Aim of the exercise: Could you write out the records below exactly as they appear?

Records to process:
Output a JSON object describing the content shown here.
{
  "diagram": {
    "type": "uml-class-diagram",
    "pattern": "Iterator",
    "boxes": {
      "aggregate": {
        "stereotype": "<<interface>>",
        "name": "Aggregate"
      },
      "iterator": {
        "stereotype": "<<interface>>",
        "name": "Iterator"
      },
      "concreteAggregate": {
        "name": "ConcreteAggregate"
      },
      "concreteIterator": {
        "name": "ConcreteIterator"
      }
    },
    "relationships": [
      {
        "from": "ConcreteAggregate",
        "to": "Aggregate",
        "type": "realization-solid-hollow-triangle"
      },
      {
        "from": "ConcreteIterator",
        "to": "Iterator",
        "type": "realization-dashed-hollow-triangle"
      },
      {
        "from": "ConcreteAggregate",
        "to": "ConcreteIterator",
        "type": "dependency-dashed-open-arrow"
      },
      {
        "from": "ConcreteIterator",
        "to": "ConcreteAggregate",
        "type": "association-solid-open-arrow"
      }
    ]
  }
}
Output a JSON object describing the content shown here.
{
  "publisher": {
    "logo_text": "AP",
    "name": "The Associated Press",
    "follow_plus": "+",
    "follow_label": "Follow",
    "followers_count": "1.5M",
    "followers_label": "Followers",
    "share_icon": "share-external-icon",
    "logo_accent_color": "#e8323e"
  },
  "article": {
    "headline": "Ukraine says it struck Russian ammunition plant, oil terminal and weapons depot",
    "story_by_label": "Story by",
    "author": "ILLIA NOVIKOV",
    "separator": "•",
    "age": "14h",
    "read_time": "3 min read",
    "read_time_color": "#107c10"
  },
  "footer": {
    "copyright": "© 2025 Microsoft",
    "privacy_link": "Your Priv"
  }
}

The solution:
Output a JSON object describing the content shown here.
{
  "diagram": {
    "type": "uml-class-diagram",
    "pattern": "Iterator",
    "boxes": {
      "aggregate": {
        "stereotype": "<<interface>>",
        "name": "Aggregate"
      },
      "iterator": {
        "stereotype": "<<interface>>",
        "name": "Iterator"
      },
      "concreteAggregate": {
        "name": "ConcreteAggregate"
      },
      "concreteIterator": {
        "name": "ConcreteIterator"
      }
    },
    "relationships": [
      {
        "from": "ConcreteAggregate",
        "to": "Aggregate",
        "type": "realization-solid-hollow-triangle"
      },
      {
        "from": "ConcreteIterator",
        "to": "Iterator",
        "type": "realization-dashed-hollow-triangle"
      },
      {
        "from": "ConcreteAggregate",
        "to": "ConcreteIterator",
        "type": "dependency-dashed-open-arrow"
      },
      {
        "from": "ConcreteIterator",
        "to": "ConcreteAggregate",
        "type": "association-solid-open-arrow"
      }
    ]
  }
}
Output a JSON object describing the content shown here.
{
  "publisher": {
    "logo_text": "AP",
    "name": "The Associated Press",
    "follow_plus": "+",
    "follow_label": "Follow",
    "followers_count": "1.5M",
    "followers_label": "Followers",
    "share_icon": "share-external-icon",
    "logo_accent_color": "#e8323e"
  },
  "article": {
    "headline": "Ukraine says it struck Russian ammunition plant, oil terminal and weapons depot",
    "story_by_label": "Story by",
    "author": "ILLIA NOVIKOV",
    "separator": "•",
    "age": "14h",
    "read_time": "3 min read",
    "read_time_color": "#107c10"
  },
  "footer": {
    "copyright": "© 2025 Microsoft",
    "privacy_link": "Your Priv"
  }
}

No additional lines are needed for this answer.